Directions for this task:
Put every line of the items below into a numbered list, skipping any blank lines.

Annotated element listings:
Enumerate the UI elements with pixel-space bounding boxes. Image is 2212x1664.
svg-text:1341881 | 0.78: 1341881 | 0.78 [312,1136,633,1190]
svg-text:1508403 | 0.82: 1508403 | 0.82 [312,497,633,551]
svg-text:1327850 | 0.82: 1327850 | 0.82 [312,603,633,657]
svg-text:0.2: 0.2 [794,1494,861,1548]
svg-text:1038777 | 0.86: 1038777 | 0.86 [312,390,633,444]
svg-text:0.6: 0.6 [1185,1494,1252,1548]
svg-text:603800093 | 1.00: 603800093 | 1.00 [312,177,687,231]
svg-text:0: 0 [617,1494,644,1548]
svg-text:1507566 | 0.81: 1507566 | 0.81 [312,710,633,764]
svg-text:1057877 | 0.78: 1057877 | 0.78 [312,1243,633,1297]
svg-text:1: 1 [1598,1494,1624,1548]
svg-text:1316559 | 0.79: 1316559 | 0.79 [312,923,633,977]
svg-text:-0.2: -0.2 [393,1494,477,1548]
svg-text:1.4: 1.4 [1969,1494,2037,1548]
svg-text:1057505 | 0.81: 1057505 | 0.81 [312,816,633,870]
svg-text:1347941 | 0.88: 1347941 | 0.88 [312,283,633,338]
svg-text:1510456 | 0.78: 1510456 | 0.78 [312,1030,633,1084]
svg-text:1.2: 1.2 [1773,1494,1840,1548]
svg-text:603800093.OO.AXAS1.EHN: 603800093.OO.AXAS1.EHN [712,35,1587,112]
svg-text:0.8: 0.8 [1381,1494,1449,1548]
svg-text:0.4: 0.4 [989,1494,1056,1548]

Exercise output:
1. Enumerate the UI elements with pixel-space bounding boxes. Image is 2212x1664.
2. svg-text:1341881 | 0.78: 1341881 | 0.78 [312,1136,633,1190]
3. svg-text:1508403 | 0.82: 1508403 | 0.82 [312,497,633,551]
4. svg-text:1327850 | 0.82: 1327850 | 0.82 [312,603,633,657]
5. svg-text:0.2: 0.2 [794,1494,861,1548]
6. svg-text:1038777 | 0.86: 1038777 | 0.86 [312,390,633,444]
7. svg-text:0.6: 0.6 [1185,1494,1252,1548]
8. svg-text:603800093 | 1.00: 603800093 | 1.00 [312,177,687,231]
9. svg-text:0: 0 [617,1494,644,1548]
10. svg-text:1507566 | 0.81: 1507566 | 0.81 [312,710,633,764]
11. svg-text:1057877 | 0.78: 1057877 | 0.78 [312,1243,633,1297]
12. svg-text:1: 1 [1598,1494,1624,1548]
13. svg-text:1316559 | 0.79: 1316559 | 0.79 [312,923,633,977]
14. svg-text:-0.2: -0.2 [393,1494,477,1548]
15. svg-text:1.4: 1.4 [1969,1494,2037,1548]
16. svg-text:1057505 | 0.81: 1057505 | 0.81 [312,816,633,870]
17. svg-text:1347941 | 0.88: 1347941 | 0.88 [312,283,633,338]
18. svg-text:1510456 | 0.78: 1510456 | 0.78 [312,1030,633,1084]
19. svg-text:1.2: 1.2 [1773,1494,1840,1548]
20. svg-text:603800093.OO.AXAS1.EHN: 603800093.OO.AXAS1.EHN [712,35,1587,112]
21. svg-text:0.8: 0.8 [1381,1494,1449,1548]
22. svg-text:0.4: 0.4 [989,1494,1056,1548]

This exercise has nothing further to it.